Data to process:
>> begin

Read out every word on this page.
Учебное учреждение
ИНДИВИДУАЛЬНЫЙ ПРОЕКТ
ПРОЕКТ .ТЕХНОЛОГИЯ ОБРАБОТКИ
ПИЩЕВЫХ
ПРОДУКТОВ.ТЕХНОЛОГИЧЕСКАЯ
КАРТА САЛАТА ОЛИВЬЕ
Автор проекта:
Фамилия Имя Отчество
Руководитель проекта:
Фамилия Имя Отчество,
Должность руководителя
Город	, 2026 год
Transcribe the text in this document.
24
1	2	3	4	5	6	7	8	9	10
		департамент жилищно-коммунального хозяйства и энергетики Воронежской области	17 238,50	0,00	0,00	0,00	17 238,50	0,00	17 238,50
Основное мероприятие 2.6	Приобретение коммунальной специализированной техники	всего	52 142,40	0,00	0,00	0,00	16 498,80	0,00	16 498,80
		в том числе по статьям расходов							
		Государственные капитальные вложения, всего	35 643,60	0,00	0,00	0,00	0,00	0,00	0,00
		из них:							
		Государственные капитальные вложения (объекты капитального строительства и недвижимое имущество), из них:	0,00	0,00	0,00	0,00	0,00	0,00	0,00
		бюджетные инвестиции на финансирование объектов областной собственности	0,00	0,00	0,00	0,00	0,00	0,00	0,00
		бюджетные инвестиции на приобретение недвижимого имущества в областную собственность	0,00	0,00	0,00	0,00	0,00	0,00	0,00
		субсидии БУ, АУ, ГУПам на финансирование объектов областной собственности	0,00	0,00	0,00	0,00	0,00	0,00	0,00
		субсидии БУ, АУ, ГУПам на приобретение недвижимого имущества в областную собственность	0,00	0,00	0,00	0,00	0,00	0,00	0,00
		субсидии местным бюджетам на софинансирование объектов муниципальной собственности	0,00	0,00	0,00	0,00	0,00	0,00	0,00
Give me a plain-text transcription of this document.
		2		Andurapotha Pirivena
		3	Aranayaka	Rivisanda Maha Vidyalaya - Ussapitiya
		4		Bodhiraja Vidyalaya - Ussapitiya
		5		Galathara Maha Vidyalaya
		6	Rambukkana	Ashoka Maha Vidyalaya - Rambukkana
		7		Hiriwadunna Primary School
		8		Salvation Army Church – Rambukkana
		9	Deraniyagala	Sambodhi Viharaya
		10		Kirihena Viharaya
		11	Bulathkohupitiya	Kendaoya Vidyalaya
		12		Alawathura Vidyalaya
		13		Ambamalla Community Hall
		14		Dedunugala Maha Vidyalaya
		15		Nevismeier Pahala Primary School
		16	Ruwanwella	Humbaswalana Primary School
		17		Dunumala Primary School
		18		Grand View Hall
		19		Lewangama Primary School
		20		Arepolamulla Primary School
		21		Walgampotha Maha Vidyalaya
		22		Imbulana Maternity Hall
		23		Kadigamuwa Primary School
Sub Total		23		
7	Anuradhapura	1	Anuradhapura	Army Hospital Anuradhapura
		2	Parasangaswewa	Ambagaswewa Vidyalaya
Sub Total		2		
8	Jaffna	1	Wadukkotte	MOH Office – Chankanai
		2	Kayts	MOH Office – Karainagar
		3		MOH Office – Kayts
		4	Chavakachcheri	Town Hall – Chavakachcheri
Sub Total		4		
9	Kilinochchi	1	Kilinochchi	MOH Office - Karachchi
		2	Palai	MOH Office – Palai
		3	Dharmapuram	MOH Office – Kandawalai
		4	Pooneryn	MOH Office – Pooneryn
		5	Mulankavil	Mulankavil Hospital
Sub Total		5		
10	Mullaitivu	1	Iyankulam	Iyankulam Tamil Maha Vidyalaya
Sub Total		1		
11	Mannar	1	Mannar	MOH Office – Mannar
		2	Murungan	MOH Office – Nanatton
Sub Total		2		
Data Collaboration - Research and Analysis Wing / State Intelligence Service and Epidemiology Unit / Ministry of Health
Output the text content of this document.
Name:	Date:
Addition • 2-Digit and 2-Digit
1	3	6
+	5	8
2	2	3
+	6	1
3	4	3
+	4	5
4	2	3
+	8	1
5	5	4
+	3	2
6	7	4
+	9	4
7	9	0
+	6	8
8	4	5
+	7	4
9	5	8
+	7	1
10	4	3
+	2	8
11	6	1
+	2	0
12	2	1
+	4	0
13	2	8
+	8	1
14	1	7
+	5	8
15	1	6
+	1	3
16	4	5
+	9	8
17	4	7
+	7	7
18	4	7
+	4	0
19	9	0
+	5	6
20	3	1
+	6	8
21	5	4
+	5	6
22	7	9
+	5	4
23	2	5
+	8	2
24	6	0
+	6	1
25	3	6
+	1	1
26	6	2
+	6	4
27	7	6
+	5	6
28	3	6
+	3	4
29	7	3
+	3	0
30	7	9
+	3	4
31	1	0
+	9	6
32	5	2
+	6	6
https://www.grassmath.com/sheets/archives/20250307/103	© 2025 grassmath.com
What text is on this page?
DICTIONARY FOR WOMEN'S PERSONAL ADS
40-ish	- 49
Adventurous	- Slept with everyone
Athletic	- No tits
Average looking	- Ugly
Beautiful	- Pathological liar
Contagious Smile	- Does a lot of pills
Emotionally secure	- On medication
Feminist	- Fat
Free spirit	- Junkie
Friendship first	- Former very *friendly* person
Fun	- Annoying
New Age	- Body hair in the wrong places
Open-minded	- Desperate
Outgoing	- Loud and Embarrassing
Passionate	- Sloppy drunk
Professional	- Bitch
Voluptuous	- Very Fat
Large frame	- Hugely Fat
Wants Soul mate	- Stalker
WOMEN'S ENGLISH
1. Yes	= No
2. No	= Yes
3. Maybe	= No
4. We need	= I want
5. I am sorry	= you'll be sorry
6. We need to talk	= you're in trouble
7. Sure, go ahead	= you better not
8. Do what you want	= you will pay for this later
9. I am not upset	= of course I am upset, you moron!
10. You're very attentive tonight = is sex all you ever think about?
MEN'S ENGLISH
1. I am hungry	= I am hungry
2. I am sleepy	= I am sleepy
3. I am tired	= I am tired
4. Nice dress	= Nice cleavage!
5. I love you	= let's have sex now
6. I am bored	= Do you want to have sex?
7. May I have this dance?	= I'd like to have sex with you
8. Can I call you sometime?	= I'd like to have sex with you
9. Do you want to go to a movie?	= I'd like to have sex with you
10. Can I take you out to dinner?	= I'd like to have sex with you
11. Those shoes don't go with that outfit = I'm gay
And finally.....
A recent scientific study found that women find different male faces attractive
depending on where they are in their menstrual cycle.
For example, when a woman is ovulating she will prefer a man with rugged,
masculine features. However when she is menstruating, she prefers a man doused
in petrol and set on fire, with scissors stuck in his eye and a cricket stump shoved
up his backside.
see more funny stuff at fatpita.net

>> end

Given instruction: Extract each line from the listing above, please, and repeat it exactly.

Exercise answer:
Read out every word on this page.
Учебное учреждение
ИНДИВИДУАЛЬНЫЙ ПРОЕКТ
ПРОЕКТ .ТЕХНОЛОГИЯ ОБРАБОТКИ
ПИЩЕВЫХ
ПРОДУКТОВ.ТЕХНОЛОГИЧЕСКАЯ
КАРТА САЛАТА ОЛИВЬЕ
Автор проекта:
Фамилия Имя Отчество
Руководитель проекта:
Фамилия Имя Отчество,
Должность руководителя
Город	, 2026 год
Transcribe the text in this document.
24
1	2	3	4	5	6	7	8	9	10
		департамент жилищно-коммунального хозяйства и энергетики Воронежской области	17 238,50	0,00	0,00	0,00	17 238,50	0,00	17 238,50
Основное мероприятие 2.6	Приобретение коммунальной специализированной техники	всего	52 142,40	0,00	0,00	0,00	16 498,80	0,00	16 498,80
		в том числе по статьям расходов							
		Государственные капитальные вложения, всего	35 643,60	0,00	0,00	0,00	0,00	0,00	0,00
		из них:							
		Государственные капитальные вложения (объекты капитального строительства и недвижимое имущество), из них:	0,00	0,00	0,00	0,00	0,00	0,00	0,00
		бюджетные инвестиции на финансирование объектов областной собственности	0,00	0,00	0,00	0,00	0,00	0,00	0,00
		бюджетные инвестиции на приобретение недвижимого имущества в областную собственность	0,00	0,00	0,00	0,00	0,00	0,00	0,00
		субсидии БУ, АУ, ГУПам на финансирование объектов областной собственности	0,00	0,00	0,00	0,00	0,00	0,00	0,00
		субсидии БУ, АУ, ГУПам на приобретение недвижимого имущества в областную собственность	0,00	0,00	0,00	0,00	0,00	0,00	0,00
		субсидии местным бюджетам на софинансирование объектов муниципальной собственности	0,00	0,00	0,00	0,00	0,00	0,00	0,00
Give me a plain-text transcription of this document.
		2		Andurapotha Pirivena
		3	Aranayaka	Rivisanda Maha Vidyalaya - Ussapitiya
		4		Bodhiraja Vidyalaya - Ussapitiya
		5		Galathara Maha Vidyalaya
		6	Rambukkana	Ashoka Maha Vidyalaya - Rambukkana
		7		Hiriwadunna Primary School
		8		Salvation Army Church – Rambukkana
		9	Deraniyagala	Sambodhi Viharaya
		10		Kirihena Viharaya
		11	Bulathkohupitiya	Kendaoya Vidyalaya
		12		Alawathura Vidyalaya
		13		Ambamalla Community Hall
		14		Dedunugala Maha Vidyalaya
		15		Nevismeier Pahala Primary School
		16	Ruwanwella	Humbaswalana Primary School
		17		Dunumala Primary School
		18		Grand View Hall
		19		Lewangama Primary School
		20		Arepolamulla Primary School
		21		Walgampotha Maha Vidyalaya
		22		Imbulana Maternity Hall
		23		Kadigamuwa Primary School
Sub Total		23		
7	Anuradhapura	1	Anuradhapura	Army Hospital Anuradhapura
		2	Parasangaswewa	Ambagaswewa Vidyalaya
Sub Total		2		
8	Jaffna	1	Wadukkotte	MOH Office – Chankanai
		2	Kayts	MOH Office – Karainagar
		3		MOH Office – Kayts
		4	Chavakachcheri	Town Hall – Chavakachcheri
Sub Total		4		
9	Kilinochchi	1	Kilinochchi	MOH Office - Karachchi
		2	Palai	MOH Office – Palai
		3	Dharmapuram	MOH Office – Kandawalai
		4	Pooneryn	MOH Office – Pooneryn
		5	Mulankavil	Mulankavil Hospital
Sub Total		5		
10	Mullaitivu	1	Iyankulam	Iyankulam Tamil Maha Vidyalaya
Sub Total		1		
11	Mannar	1	Mannar	MOH Office – Mannar
		2	Murungan	MOH Office – Nanatton
Sub Total		2		
Data Collaboration - Research and Analysis Wing / State Intelligence Service and Epidemiology Unit / Ministry of Health
Output the text content of this document.
Name:	Date:
Addition • 2-Digit and 2-Digit
1	3	6
+	5	8
2	2	3
+	6	1
3	4	3
+	4	5
4	2	3
+	8	1
5	5	4
+	3	2
6	7	4
+	9	4
7	9	0
+	6	8
8	4	5
+	7	4
9	5	8
+	7	1
10	4	3
+	2	8
11	6	1
+	2	0
12	2	1
+	4	0
13	2	8
+	8	1
14	1	7
+	5	8
15	1	6
+	1	3
16	4	5
+	9	8
17	4	7
+	7	7
18	4	7
+	4	0
19	9	0
+	5	6
20	3	1
+	6	8
21	5	4
+	5	6
22	7	9
+	5	4
23	2	5
+	8	2
24	6	0
+	6	1
25	3	6
+	1	1
26	6	2
+	6	4
27	7	6
+	5	6
28	3	6
+	3	4
29	7	3
+	3	0
30	7	9
+	3	4
31	1	0
+	9	6
32	5	2
+	6	6
https://www.grassmath.com/sheets/archives/20250307/103	© 2025 grassmath.com
What text is on this page?
DICTIONARY FOR WOMEN'S PERSONAL ADS
40-ish	- 49
Adventurous	- Slept with everyone
Athletic	- No tits
Average looking	- Ugly
Beautiful	- Pathological liar
Contagious Smile	- Does a lot of pills
Emotionally secure	- On medication
Feminist	- Fat
Free spirit	- Junkie
Friendship first	- Former very *friendly* person
Fun	- Annoying
New Age	- Body hair in the wrong places
Open-minded	- Desperate
Outgoing	- Loud and Embarrassing
Passionate	- Sloppy drunk
Professional	- Bitch
Voluptuous	- Very Fat
Large frame	- Hugely Fat
Wants Soul mate	- Stalker
WOMEN'S ENGLISH
1. Yes	= No
2. No	= Yes
3. Maybe	= No
4. We need	= I want
5. I am sorry	= you'll be sorry
6. We need to talk	= you're in trouble
7. Sure, go ahead	= you better not
8. Do what you want	= you will pay for this later
9. I am not upset	= of course I am upset, you moron!
10. You're very attentive tonight = is sex all you ever think about?
MEN'S ENGLISH
1. I am hungry	= I am hungry
2. I am sleepy	= I am sleepy
3. I am tired	= I am tired
4. Nice dress	= Nice cleavage!
5. I love you	= let's have sex now
6. I am bored	= Do you want to have sex?
7. May I have this dance?	= I'd like to have sex with you
8. Can I call you sometime?	= I'd like to have sex with you
9. Do you want to go to a movie?	= I'd like to have sex with you
10. Can I take you out to dinner?	= I'd like to have sex with you
11. Those shoes don't go with that outfit = I'm gay
And finally.....
A recent scientific study found that women find different male faces attractive
depending on where they are in their menstrual cycle.
For example, when a woman is ovulating she will prefer a man with rugged,
masculine features. However when she is menstruating, she prefers a man doused
in petrol and set on fire, with scissors stuck in his eye and a cricket stump shoved
up his backside.
see more funny stuff at fatpita.net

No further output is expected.